[LISTING start]

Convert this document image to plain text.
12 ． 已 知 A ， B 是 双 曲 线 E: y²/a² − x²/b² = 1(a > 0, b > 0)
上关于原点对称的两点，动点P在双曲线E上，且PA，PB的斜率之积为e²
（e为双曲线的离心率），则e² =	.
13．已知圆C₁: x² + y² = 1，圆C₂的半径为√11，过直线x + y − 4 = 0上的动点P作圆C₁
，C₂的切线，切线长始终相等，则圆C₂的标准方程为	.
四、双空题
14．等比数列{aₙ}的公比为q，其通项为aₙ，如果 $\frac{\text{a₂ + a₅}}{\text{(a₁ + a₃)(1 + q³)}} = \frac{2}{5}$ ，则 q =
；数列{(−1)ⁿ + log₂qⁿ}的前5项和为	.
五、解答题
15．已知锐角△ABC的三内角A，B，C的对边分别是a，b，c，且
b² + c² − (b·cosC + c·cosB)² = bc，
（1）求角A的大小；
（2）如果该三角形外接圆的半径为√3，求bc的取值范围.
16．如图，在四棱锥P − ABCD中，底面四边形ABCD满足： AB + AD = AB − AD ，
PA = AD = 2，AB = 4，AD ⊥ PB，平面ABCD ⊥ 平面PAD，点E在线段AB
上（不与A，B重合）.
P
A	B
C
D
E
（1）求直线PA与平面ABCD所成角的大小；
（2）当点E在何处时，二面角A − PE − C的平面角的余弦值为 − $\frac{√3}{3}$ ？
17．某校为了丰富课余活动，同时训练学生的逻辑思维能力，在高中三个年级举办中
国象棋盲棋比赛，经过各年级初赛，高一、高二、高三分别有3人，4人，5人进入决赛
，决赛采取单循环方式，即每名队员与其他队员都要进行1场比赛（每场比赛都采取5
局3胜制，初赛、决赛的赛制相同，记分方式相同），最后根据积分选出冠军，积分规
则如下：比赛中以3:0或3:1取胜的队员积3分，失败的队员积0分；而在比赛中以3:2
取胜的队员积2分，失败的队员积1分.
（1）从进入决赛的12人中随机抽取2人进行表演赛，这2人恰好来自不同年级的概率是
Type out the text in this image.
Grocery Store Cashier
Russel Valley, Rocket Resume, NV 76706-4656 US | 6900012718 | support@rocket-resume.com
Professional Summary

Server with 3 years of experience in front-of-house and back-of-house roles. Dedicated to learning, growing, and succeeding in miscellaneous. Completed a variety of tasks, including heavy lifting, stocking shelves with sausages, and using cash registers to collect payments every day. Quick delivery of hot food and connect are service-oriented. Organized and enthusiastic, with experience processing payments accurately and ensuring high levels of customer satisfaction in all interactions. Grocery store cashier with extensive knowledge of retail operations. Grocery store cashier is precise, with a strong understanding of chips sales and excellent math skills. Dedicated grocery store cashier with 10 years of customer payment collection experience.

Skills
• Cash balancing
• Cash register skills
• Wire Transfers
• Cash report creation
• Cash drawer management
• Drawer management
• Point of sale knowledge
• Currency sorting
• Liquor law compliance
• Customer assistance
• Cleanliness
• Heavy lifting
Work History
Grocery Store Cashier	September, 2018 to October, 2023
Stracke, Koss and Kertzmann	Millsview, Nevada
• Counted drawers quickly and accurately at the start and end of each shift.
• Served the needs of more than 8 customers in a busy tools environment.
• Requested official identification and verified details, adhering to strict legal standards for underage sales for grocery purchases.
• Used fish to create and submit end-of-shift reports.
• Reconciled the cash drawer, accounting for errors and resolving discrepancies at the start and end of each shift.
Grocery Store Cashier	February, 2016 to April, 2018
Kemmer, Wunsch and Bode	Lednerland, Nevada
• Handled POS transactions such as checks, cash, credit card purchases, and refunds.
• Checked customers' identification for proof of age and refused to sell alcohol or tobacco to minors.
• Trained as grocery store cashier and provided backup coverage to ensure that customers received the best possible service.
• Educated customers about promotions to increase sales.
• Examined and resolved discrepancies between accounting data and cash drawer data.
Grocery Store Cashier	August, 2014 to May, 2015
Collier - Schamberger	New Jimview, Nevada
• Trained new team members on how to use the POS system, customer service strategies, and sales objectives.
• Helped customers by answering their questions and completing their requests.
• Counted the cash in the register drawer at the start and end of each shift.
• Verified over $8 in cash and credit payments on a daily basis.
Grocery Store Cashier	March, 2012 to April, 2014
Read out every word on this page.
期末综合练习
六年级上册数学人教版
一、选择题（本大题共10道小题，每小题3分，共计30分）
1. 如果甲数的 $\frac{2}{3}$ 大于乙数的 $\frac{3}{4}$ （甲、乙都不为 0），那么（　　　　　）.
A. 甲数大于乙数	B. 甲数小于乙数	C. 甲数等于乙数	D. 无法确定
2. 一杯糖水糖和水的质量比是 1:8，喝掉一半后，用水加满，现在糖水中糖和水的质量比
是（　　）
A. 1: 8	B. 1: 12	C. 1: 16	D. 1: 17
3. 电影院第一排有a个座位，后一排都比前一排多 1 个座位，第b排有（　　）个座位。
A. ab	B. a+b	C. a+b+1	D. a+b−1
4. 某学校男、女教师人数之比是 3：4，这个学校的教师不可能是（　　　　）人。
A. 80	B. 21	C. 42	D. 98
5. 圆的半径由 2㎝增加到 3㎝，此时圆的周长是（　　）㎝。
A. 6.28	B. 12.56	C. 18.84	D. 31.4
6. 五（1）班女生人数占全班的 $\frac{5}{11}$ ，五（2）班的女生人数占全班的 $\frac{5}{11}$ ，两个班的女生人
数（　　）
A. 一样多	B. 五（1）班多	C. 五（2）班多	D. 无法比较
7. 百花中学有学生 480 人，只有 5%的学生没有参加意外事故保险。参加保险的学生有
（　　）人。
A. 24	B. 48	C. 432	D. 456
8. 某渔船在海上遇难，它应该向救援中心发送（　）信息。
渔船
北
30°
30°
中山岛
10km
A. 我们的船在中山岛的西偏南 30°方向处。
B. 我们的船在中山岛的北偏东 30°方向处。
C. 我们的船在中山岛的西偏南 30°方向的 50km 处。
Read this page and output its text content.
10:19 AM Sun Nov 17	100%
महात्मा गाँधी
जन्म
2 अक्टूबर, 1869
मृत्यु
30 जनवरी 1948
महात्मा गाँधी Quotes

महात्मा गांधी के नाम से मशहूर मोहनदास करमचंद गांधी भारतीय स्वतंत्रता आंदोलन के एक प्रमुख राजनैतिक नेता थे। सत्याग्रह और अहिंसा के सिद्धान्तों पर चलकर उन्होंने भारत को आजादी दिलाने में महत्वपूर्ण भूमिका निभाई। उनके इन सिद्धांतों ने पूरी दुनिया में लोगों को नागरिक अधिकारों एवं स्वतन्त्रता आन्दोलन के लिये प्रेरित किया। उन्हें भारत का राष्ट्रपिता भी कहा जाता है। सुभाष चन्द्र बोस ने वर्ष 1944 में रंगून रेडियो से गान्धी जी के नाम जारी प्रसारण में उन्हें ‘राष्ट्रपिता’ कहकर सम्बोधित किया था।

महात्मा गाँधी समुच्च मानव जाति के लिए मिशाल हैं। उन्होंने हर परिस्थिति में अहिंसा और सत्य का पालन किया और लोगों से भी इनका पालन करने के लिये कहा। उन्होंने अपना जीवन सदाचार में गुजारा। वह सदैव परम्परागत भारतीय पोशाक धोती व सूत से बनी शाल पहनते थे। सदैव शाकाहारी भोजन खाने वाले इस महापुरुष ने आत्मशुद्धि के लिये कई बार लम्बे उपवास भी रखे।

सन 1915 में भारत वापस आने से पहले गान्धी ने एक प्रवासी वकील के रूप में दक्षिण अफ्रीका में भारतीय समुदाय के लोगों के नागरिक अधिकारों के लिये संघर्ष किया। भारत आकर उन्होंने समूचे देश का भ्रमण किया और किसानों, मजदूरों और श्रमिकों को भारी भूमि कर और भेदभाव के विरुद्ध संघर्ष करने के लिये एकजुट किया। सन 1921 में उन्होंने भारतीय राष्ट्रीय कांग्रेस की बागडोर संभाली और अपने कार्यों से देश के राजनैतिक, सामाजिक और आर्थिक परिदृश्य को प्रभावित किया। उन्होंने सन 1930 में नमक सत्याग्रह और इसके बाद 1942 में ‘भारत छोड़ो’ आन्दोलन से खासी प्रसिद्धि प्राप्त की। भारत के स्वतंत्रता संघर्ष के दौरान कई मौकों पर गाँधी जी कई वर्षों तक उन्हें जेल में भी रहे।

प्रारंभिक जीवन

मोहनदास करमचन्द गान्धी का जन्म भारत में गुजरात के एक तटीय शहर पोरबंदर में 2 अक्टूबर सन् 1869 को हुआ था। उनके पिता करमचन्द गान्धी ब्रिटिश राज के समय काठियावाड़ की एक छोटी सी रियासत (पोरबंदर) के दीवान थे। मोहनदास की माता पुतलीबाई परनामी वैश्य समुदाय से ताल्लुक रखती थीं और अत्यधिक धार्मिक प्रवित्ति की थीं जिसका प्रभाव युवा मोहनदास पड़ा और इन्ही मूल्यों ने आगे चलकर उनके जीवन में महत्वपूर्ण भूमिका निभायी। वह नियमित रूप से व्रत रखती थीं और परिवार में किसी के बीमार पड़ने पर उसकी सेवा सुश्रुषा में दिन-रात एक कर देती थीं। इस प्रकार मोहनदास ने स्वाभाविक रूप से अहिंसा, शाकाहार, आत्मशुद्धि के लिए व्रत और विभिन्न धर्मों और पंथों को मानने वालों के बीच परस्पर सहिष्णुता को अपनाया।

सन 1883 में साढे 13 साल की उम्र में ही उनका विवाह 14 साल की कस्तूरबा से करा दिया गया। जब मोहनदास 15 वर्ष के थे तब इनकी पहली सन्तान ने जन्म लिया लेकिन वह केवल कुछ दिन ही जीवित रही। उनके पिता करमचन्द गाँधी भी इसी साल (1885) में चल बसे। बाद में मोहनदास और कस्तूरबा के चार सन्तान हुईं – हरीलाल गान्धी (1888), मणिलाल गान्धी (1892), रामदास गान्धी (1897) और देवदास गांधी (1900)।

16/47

[LISTING end]

** TASK BRIEF **
What is the number of lines in the listing above that contain the string "Trained"? Give only the number.

** OUTPUT **
2